**Actions to take:**
1. In the article below on the 2014 Crimea crisis, translate this sentence into Spanish: "Thus far, Belarus and Kazakhstan have submitted to Russia's customs union."
2. According to the article below on the 2014 Crimea crisis, how many troops did Putin send into the Crimean peninsula?
3. List every person mentioned by name in the article below on the 2014 Crimea crisis.

Less than a week after the closing ceremonies of the highly controversial Sochi Olympics and the removal of Ukrainian President Viktor Yanukovych from office, Russia has edged the Eastern European continent toward regional war. In what has now become an international crisis, Russian President Vladimir Putin has disregarded President Obama’s warning against escalation and military intervention by sending over 15,000 masked troops into the Russian-speaking Crimean peninsula.
The crisis in Ukraine demonstrates the problem facing former Soviet republics. Ethnically divided between ethnic Ukrainians in the North and Russian-speaking Ukrainians in the Crimea, Ukraine is torn between enlarging its role in the European continent by campaigning for a bid to the European Union, or acquiescing to Putin’s demand for a Russian trading bloc. Russia has forced this choice—to Europeanize by relinquishing Russian ties or to weaken sovereignty under the protective control of Putin—on former Soviet states. Thus far, Belarus and Kazakhstan have submitted to Russia’s customs union. Ukrainian progressives, mainly from Northern Ukraine, lost their chance at embracing Westernization at the end of 2013, when Yanukovych rejected the EU’s olive branch of economic reconciliation, instead accepting Russia’s $20 billion bailout.
Putin has seized the opportunity to use the crisis in Ukraine as display of 21st Century Russia, taking care to distinguish this military endeavor from Soviet-era tactics. Putin’s use of the Federation Council, the upper house of the Russian assembly, in order to authorize Russia’s use of military force in Ukraine, though certainly questionable in its legitimacy, has emphasized to the world that there some semblance of republican order to the Russian Federation. Additionally, Putin’s intentions appear much more clear than Soviet-era intervention, notorious for its destabilizing unwieldiness. The Russian troops surrounded but did not shut down the airports and have maintained general peace in the region, despite the fierce conflict between pro-Russian and pro-Western forces on the Ukrainian continent. The entrance of these Russian troops perhaps reveals Putin’s hope for a Crimean secession and reintegration with Russia.

**Dataset content:**
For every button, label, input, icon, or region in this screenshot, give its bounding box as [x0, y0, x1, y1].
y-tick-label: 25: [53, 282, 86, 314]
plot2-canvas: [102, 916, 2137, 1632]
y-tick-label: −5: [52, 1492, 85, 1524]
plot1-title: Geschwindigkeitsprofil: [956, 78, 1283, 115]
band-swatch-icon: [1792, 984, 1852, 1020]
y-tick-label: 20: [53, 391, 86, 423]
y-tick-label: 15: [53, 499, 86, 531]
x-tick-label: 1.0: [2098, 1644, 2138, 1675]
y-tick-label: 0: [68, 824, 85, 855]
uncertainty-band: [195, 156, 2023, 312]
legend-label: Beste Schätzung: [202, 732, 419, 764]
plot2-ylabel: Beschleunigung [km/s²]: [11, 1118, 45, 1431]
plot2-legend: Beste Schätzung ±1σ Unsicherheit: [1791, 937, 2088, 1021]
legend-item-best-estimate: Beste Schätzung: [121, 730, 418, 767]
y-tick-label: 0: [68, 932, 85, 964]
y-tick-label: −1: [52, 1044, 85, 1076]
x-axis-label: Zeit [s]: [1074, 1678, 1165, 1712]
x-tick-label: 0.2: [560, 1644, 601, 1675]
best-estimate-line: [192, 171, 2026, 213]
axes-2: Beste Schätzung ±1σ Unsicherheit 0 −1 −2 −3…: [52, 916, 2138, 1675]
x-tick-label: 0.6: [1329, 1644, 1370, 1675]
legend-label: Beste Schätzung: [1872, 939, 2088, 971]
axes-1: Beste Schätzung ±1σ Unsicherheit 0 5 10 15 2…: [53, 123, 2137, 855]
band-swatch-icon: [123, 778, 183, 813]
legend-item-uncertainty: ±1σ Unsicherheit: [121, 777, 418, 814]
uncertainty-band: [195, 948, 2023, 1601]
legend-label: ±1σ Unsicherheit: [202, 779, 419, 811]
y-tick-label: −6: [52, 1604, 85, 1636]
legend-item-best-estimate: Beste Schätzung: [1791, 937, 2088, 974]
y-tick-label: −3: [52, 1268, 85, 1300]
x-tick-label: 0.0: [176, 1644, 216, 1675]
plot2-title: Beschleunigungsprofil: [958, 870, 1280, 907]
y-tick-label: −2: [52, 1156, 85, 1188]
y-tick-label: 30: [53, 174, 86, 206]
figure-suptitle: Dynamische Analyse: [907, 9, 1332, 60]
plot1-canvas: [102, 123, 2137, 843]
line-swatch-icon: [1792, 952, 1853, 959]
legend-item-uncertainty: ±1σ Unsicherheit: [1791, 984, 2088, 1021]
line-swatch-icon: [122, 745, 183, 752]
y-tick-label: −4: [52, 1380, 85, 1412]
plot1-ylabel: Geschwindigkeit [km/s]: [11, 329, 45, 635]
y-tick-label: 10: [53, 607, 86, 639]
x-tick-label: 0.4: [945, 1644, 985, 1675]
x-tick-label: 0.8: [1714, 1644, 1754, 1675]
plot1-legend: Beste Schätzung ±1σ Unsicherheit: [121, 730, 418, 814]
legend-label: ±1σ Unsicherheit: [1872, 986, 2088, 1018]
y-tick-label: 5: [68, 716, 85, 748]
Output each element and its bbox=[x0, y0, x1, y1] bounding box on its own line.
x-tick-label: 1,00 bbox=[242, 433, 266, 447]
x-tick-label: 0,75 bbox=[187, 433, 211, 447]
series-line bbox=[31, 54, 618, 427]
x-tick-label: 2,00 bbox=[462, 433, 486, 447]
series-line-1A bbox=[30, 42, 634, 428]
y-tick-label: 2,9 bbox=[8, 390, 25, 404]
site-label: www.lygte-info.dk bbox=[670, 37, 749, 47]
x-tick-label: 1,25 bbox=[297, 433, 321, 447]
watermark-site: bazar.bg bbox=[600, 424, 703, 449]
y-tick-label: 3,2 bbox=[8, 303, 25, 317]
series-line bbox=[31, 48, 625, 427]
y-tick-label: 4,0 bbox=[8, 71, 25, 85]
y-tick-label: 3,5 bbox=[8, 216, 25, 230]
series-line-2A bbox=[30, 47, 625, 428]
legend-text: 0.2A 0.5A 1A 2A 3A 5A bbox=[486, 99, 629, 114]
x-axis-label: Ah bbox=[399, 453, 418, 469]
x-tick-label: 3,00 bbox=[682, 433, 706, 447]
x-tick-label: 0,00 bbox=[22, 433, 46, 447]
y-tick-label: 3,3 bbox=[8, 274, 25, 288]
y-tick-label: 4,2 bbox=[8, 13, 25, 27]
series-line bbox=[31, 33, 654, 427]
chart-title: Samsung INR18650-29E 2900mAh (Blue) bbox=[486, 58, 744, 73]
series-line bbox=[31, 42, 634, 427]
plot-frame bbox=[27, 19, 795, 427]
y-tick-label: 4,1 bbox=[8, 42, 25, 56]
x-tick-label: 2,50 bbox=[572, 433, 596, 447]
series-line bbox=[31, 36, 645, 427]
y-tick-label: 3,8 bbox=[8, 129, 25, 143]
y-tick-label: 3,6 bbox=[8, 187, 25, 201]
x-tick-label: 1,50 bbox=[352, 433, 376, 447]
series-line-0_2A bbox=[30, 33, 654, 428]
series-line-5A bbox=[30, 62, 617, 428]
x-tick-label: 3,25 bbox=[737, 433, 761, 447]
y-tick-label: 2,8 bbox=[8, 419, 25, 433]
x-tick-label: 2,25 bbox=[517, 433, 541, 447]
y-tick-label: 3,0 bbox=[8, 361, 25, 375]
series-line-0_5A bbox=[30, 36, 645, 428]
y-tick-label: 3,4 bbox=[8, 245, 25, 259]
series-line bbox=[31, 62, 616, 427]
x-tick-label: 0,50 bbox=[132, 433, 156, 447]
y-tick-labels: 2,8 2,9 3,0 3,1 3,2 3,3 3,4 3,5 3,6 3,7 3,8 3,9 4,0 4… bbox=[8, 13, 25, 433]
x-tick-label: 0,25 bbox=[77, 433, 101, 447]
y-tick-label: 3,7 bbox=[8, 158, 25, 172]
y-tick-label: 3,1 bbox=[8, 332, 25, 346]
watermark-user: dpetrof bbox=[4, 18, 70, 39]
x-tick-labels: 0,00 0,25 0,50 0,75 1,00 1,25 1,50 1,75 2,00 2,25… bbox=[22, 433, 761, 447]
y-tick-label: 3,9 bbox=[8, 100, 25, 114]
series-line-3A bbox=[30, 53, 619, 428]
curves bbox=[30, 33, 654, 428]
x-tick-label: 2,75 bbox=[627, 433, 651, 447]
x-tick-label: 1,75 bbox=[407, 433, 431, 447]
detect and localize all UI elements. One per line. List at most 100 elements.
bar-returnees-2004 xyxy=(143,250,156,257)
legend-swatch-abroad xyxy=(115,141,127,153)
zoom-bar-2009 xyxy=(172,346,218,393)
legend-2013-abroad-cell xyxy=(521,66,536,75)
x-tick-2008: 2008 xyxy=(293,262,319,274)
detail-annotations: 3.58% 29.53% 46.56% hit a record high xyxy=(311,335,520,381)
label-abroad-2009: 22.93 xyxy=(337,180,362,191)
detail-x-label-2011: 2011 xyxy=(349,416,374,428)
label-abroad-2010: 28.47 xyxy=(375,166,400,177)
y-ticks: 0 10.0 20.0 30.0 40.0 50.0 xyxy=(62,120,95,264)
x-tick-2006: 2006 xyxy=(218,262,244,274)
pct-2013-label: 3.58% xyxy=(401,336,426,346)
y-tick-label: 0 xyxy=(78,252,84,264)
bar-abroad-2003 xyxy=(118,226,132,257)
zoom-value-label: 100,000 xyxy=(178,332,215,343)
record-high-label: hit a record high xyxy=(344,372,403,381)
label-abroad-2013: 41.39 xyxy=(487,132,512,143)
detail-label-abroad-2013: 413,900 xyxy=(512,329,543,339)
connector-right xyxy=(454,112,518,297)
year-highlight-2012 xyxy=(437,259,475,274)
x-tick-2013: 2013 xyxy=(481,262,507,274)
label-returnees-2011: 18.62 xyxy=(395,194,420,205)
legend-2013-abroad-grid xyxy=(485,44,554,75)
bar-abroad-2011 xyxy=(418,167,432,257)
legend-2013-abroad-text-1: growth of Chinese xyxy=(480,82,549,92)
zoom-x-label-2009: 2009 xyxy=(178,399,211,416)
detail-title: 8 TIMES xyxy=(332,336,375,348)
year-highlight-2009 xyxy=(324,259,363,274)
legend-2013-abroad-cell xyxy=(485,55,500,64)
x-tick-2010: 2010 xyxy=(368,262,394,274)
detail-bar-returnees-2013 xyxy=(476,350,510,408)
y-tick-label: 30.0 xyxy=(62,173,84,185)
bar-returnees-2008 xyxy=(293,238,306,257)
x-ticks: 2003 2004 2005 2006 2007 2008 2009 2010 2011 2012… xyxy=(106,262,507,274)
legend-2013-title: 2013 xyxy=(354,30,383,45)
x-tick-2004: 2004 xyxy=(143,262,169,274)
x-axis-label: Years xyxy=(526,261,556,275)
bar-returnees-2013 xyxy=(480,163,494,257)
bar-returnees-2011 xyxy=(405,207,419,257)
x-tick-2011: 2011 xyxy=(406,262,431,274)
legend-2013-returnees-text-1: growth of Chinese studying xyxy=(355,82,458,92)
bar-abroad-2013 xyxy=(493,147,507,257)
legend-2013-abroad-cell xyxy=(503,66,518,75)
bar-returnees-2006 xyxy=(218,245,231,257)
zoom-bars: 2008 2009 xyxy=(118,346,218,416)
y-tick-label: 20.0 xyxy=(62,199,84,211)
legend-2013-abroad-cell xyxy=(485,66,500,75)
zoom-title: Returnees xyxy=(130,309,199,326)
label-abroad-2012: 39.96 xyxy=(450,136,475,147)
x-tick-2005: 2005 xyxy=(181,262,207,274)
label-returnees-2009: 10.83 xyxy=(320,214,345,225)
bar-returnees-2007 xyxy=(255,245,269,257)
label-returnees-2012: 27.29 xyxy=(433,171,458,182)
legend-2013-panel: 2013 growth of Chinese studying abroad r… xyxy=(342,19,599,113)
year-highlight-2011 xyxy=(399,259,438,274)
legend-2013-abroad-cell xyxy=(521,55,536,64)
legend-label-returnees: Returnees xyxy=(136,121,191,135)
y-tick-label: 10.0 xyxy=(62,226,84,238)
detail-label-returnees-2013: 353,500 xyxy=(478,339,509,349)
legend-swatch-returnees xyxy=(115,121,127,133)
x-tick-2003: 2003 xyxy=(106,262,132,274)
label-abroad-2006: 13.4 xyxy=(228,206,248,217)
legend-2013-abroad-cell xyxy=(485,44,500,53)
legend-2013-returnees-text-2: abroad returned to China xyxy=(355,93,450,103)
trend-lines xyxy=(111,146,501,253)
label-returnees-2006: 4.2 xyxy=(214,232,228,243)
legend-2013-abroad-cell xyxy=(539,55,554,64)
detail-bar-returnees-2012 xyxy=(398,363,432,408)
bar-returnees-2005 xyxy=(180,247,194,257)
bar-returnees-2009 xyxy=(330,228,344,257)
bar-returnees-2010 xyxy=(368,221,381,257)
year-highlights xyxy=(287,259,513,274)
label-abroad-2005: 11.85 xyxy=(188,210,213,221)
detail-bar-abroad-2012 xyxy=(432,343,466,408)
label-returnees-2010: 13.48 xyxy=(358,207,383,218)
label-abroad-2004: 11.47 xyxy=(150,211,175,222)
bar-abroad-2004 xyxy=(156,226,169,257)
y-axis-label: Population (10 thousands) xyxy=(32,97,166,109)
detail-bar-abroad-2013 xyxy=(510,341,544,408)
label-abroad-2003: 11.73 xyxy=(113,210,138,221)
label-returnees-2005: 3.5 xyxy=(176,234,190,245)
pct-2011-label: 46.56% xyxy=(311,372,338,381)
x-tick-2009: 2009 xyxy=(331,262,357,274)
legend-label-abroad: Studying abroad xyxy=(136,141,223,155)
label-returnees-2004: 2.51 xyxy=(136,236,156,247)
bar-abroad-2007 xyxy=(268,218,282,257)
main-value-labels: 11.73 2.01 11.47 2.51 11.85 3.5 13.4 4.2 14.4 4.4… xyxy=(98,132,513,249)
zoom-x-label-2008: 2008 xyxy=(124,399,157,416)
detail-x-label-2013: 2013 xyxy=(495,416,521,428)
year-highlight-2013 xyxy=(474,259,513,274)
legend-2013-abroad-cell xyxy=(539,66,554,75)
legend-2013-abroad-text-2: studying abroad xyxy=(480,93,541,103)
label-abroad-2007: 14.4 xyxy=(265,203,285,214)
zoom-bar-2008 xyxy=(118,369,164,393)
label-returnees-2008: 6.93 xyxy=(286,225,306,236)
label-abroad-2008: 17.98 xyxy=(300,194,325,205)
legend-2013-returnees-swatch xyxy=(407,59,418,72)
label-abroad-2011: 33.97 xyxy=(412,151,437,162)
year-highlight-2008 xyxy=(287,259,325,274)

**Solutions per task:**
1. Hasta ahora, Bielorrusia y Kazajistán se han sometido a la unión aduanera de Rusia.

2. Over 15,000 masked troops.

3.
Viktor Yanukovych
Vladimir Putin
President Obama